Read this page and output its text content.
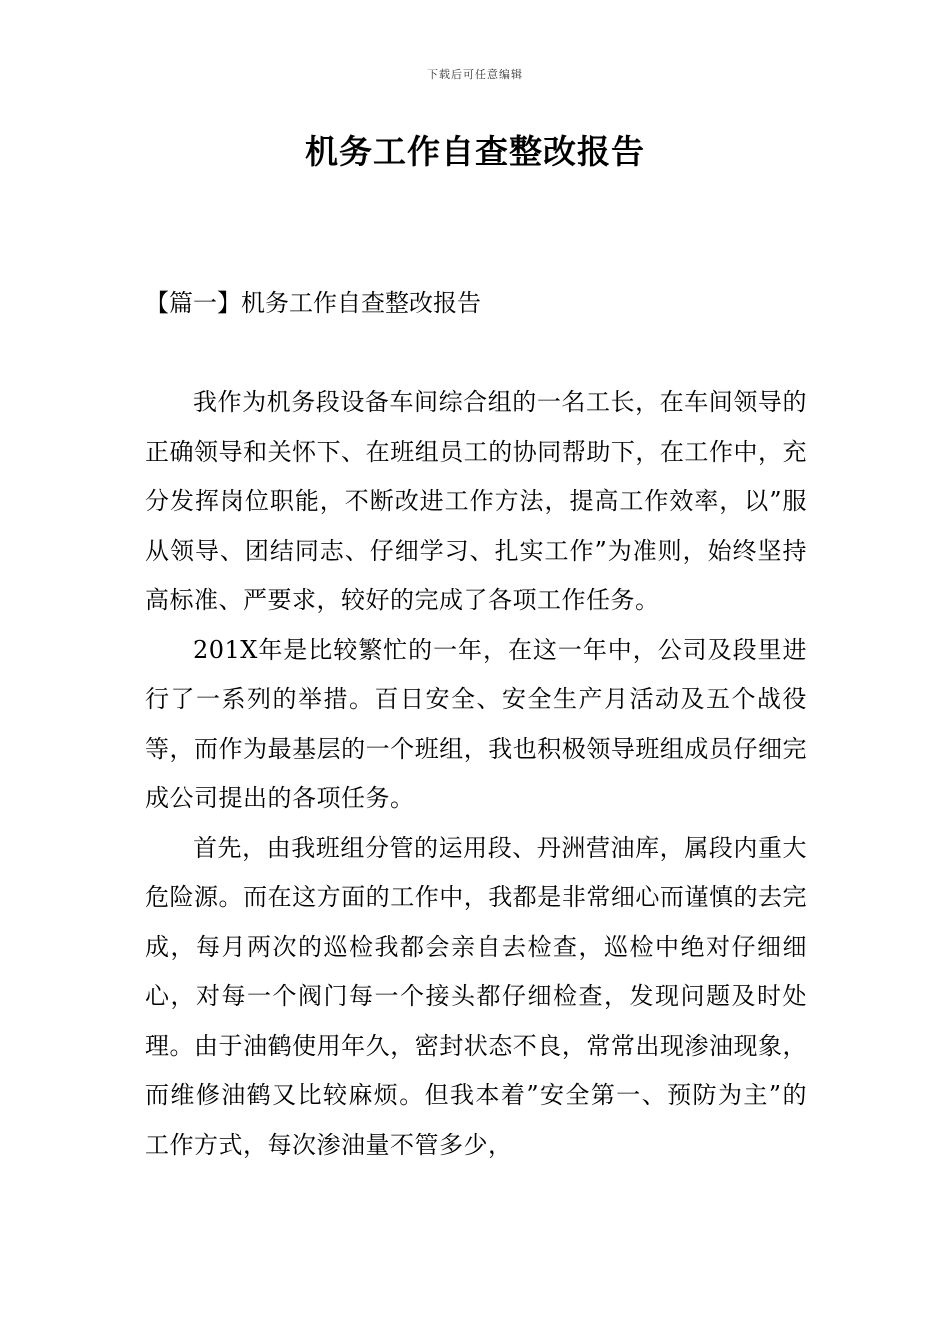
下载后可任意编辑
机务工作自查整改报告
【篇一】机务工作自查整改报告

我作为机务段设备车间综合组的一名工长，在车间领导的正确领导和关怀下、在班组员工的协同帮助下，在工作中，充分发挥岗位职能，不断改进工作方法，提高工作效率，以”服从领导、团结同志、仔细学习、扎实工作”为准则，始终坚持高标准、严要求，较好的完成了各项工作任务。

201X年是比较繁忙的一年，在这一年中，公司及段里进行了一系列的举措。百日安全、安全生产月活动及五个战役等，而作为最基层的一个班组，我也积极领导班组成员仔细完成公司提出的各项任务。

首先，由我班组分管的运用段、丹洲营油库，属段内重大危险源。而在这方面的工作中，我都是非常细心而谨慎的去完成，每月两次的巡检我都会亲自去检查，巡检中绝对仔细细心，对每一个阀门每一个接头都仔细检查，发现问题及时处理。由于油鹤使用年久，密封状态不良，常常出现渗油现象，而维修油鹤又比较麻烦。但我本着”安全第一、预防为主”的工作方式，每次渗油量不管多少，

::::::

AIM
Give an exact reproduction of every line, leaving out any picture.

REPLY TO THE EXERCISE
Read this page and output its text content.
下载后可任意编辑
机务工作自查整改报告
【篇一】机务工作自查整改报告

我作为机务段设备车间综合组的一名工长，在车间领导的正确领导和关怀下、在班组员工的协同帮助下，在工作中，充分发挥岗位职能，不断改进工作方法，提高工作效率，以”服从领导、团结同志、仔细学习、扎实工作”为准则，始终坚持高标准、严要求，较好的完成了各项工作任务。

201X年是比较繁忙的一年，在这一年中，公司及段里进行了一系列的举措。百日安全、安全生产月活动及五个战役等，而作为最基层的一个班组，我也积极领导班组成员仔细完成公司提出的各项任务。

首先，由我班组分管的运用段、丹洲营油库，属段内重大危险源。而在这方面的工作中，我都是非常细心而谨慎的去完成，每月两次的巡检我都会亲自去检查，巡检中绝对仔细细心，对每一个阀门每一个接头都仔细检查，发现问题及时处理。由于油鹤使用年久，密封状态不良，常常出现渗油现象，而维修油鹤又比较麻烦。但我本着”安全第一、预防为主”的工作方式，每次渗油量不管多少，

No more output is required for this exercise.